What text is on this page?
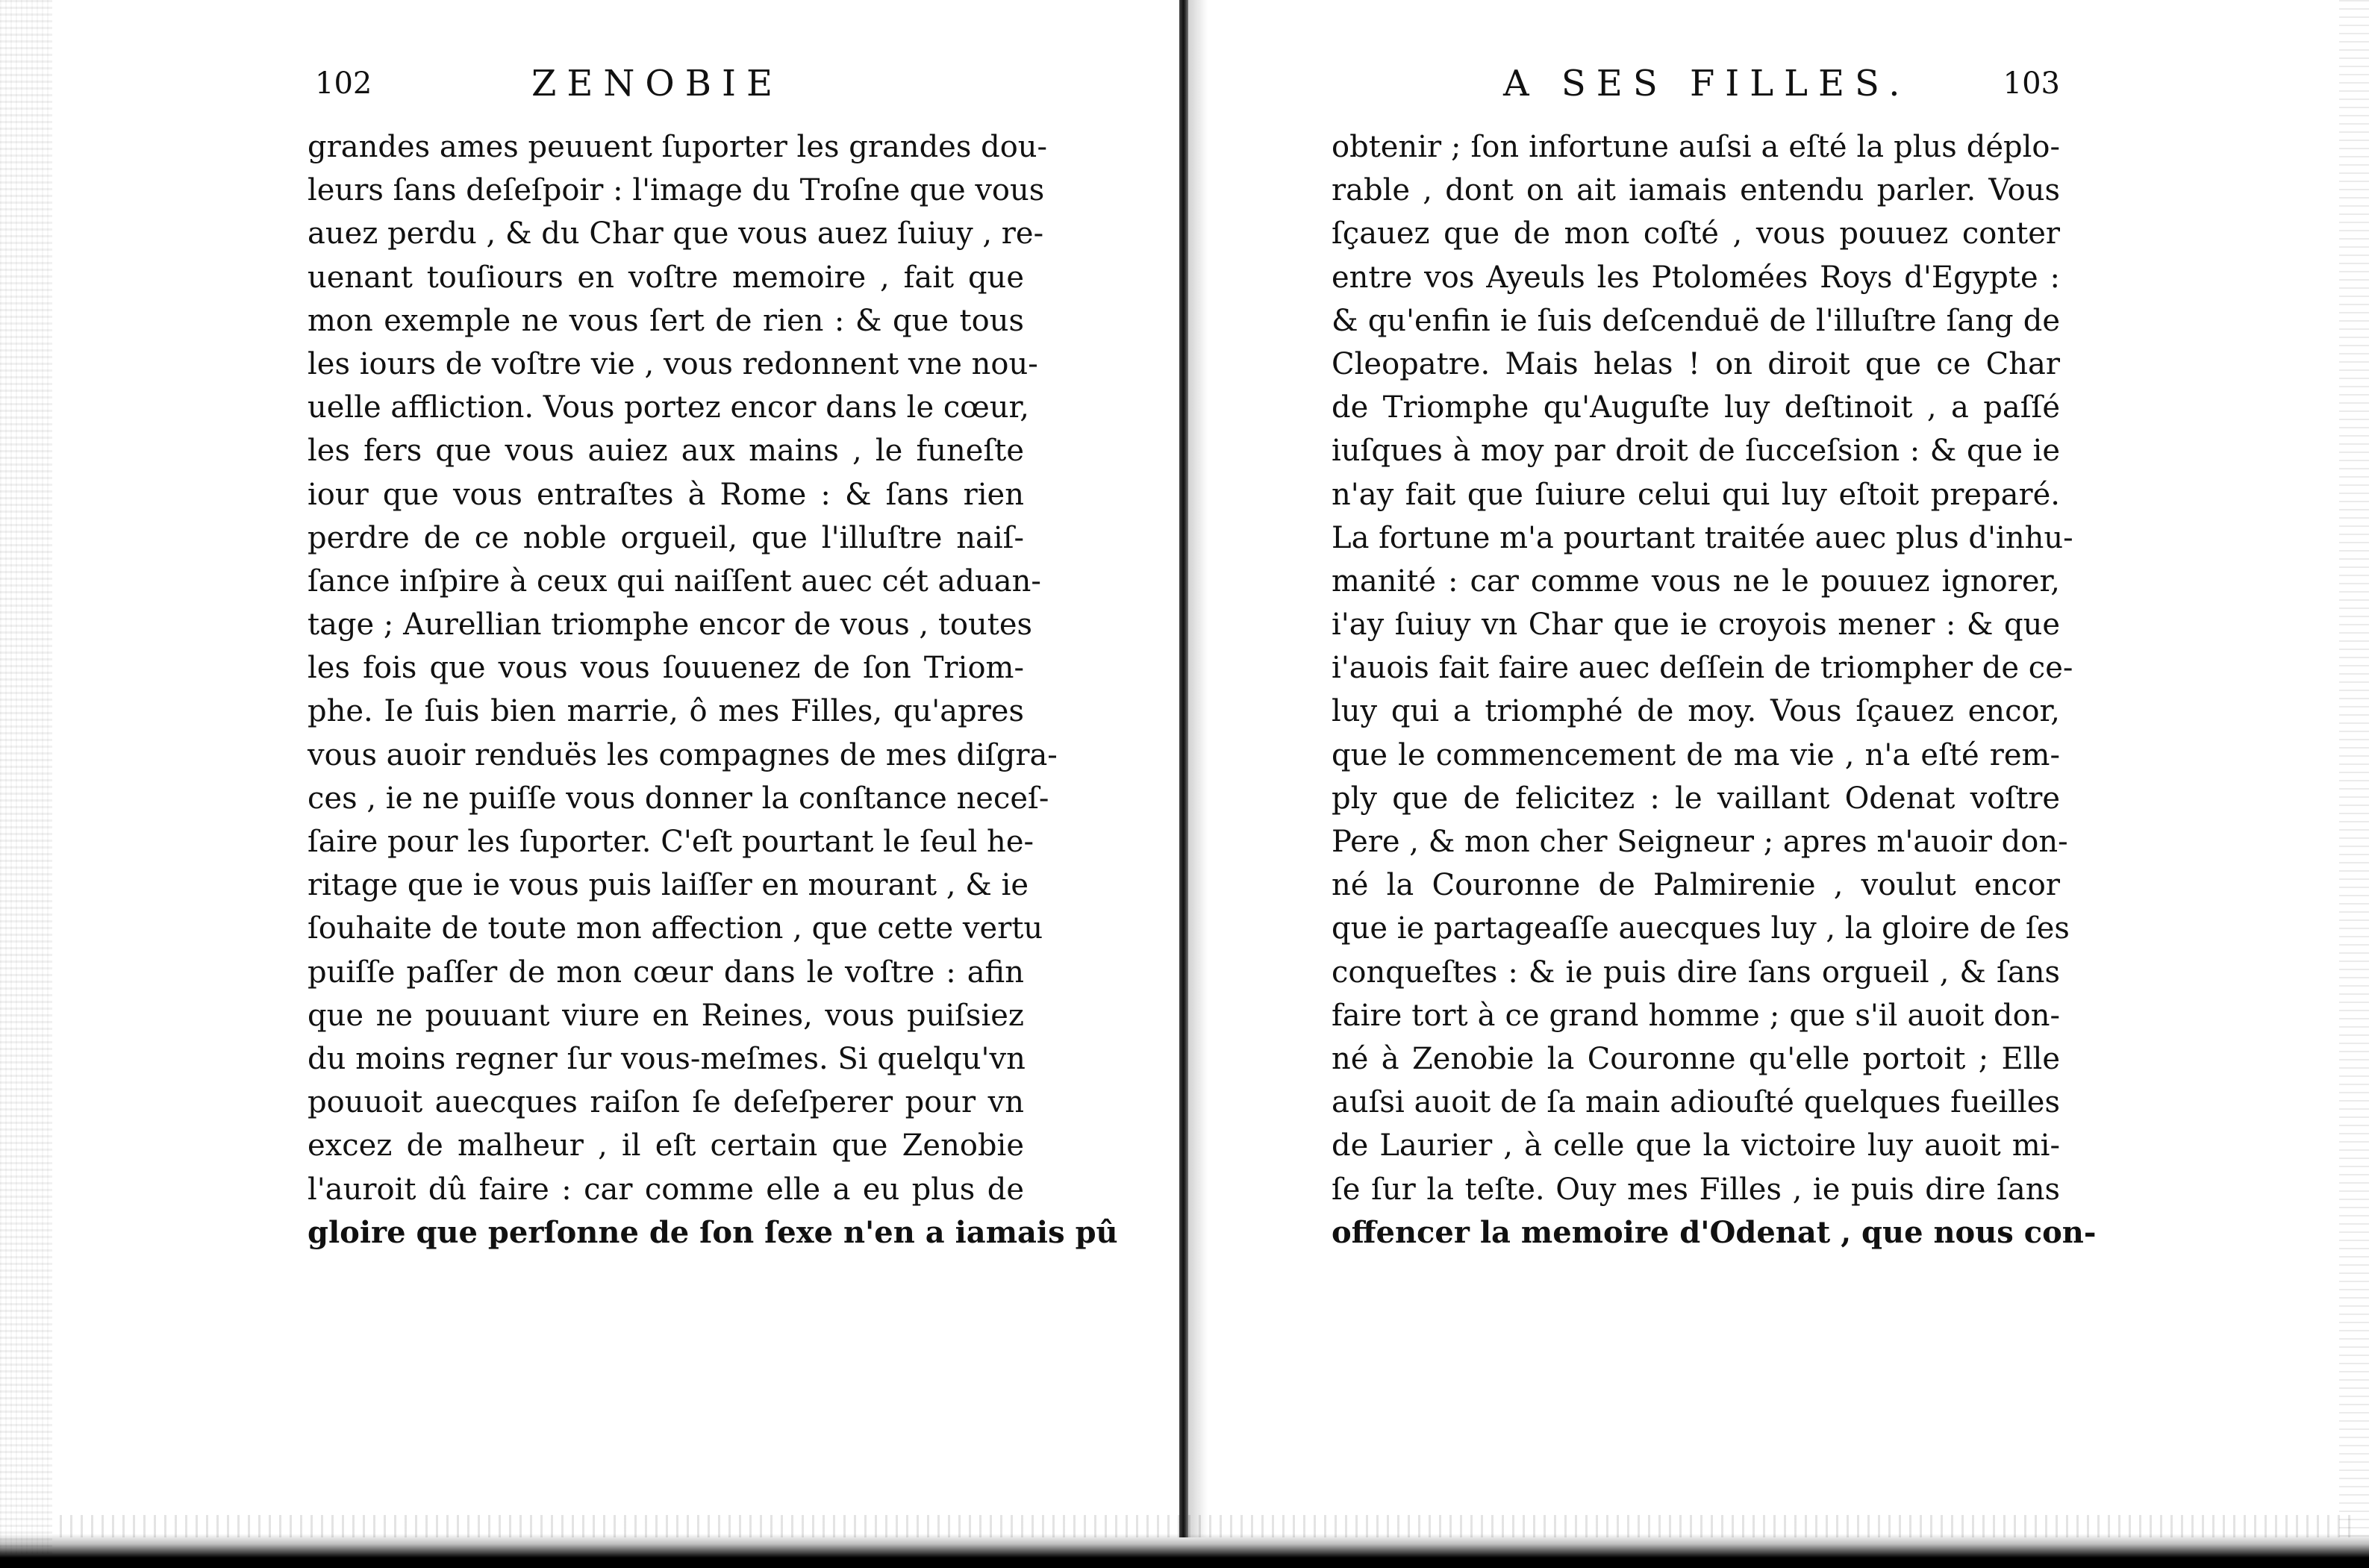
102	ZENOBIE
grandes ames peuuent ſuporter les grandes dou-
leurs ſans deſeſpoir : l'image du Troſne que vous
auez perdu , & du Char que vous auez ſuiuy , re-
uenant touſiours en voſtre memoire , fait que
mon exemple ne vous ſert de rien : & que tous
les iours de voſtre vie , vous redonnent vne nou-
uelle affliction. Vous portez encor dans le cœur,
les fers que vous auiez aux mains , le funeſte
iour que vous entraſtes à Rome : & ſans rien
perdre de ce noble orgueil, que l'illuſtre naiſ-
ſance inſpire à ceux qui naiſſent auec cét aduan-
tage ; Aurellian triomphe encor de vous , toutes
les fois que vous vous ſouuenez de ſon Triom-
phe. Ie ſuis bien marrie, ô mes Filles, qu'apres
vous auoir renduës les compagnes de mes diſgra-
ces , ie ne puiſſe vous donner la conſtance neceſ-
ſaire pour les ſuporter. C'eſt pourtant le ſeul he-
ritage que ie vous puis laiſſer en mourant , & ie
ſouhaite de toute mon affection , que cette vertu
puiſſe paſſer de mon cœur dans le voſtre : afin
que ne pouuant viure en Reines, vous puiſsiez
du moins regner ſur vous-meſmes. Si quelqu'vn
pouuoit auecques raiſon ſe deſeſperer pour vn
excez de malheur , il eſt certain que Zenobie
l'auroit dû faire : car comme elle a eu plus de
gloire que perſonne de ſon ſexe n'en a iamais pû
A SES FILLES.	103
obtenir ; ſon infortune auſsi a eſté la plus déplo-
rable , dont on ait iamais entendu parler. Vous
ſçauez que de mon coſté , vous pouuez conter
entre vos Ayeuls les Ptolomées Roys d'Egypte :
& qu'enfin ie ſuis deſcenduë de l'illuſtre ſang de
Cleopatre. Mais helas ! on diroit que ce Char
de Triomphe qu'Auguſte luy deſtinoit , a paſſé
iuſques à moy par droit de ſucceſsion : & que ie
n'ay fait que ſuiure celui qui luy eſtoit preparé.
La fortune m'a pourtant traitée auec plus d'inhu-
manité : car comme vous ne le pouuez ignorer,
i'ay ſuiuy vn Char que ie croyois mener : & que
i'auois fait faire auec deſſein de triompher de ce-
luy qui a triomphé de moy. Vous ſçauez encor,
que le commencement de ma vie , n'a eſté rem-
ply que de felicitez : le vaillant Odenat voſtre
Pere , & mon cher Seigneur ; apres m'auoir don-
né la Couronne de Palmirenie , voulut encor
que ie partageaſſe auecques luy , la gloire de ſes
conqueſtes : & ie puis dire ſans orgueil , & ſans
faire tort à ce grand homme ; que s'il auoit don-
né à Zenobie la Couronne qu'elle portoit ; Elle
auſsi auoit de ſa main adiouſté quelques fueilles
de Laurier , à celle que la victoire luy auoit mi-
ſe ſur la teſte. Ouy mes Filles , ie puis dire ſans
offencer la memoire d'Odenat , que nous con-
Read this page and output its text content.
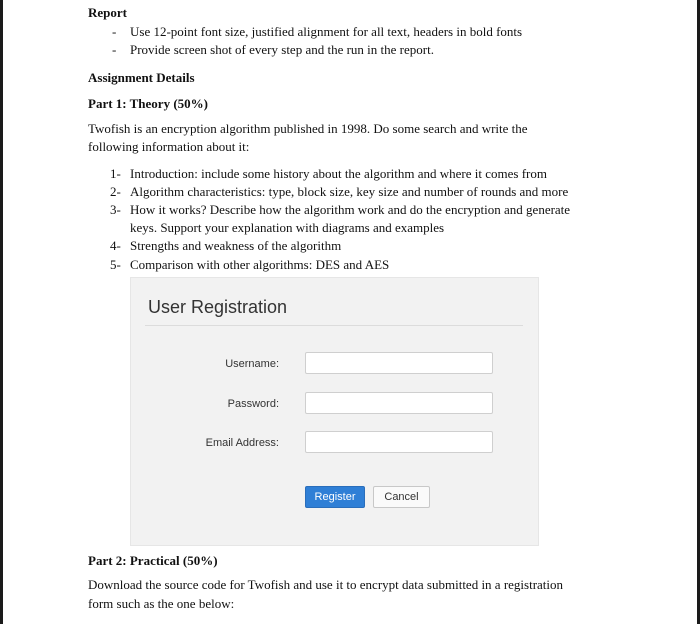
Report
- Use 12-point font size, justified alignment for all text, headers in bold fonts
- Provide screen shot of every step and the run in the report.
Assignment Details
Part 1: Theory (50%)
Twofish is an encryption algorithm published in 1998. Do some search and write the
following information about it:
1- Introduction: include some history about the algorithm and where it comes from
2- Algorithm characteristics: type, block size, key size and number of rounds and more
3- How it works? Describe how the algorithm work and do the encryption and generate
keys. Support your explanation with diagrams and examples
4- Strengths and weakness of the algorithm
5- Comparison with other algorithms: DES and AES
User Registration
Username:
Password:
Email Address:
Register	Cancel
Part 2: Practical (50%)
Download the source code for Twofish and use it to encrypt data submitted in a registration
form such as the one below:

= = =

→ **WHAT YOU ARE ASKED TO DO**
A single figure is required: the number of lines above in which the word "Odenat" occurs.

→ **RESPONSE TO THE TASK**
2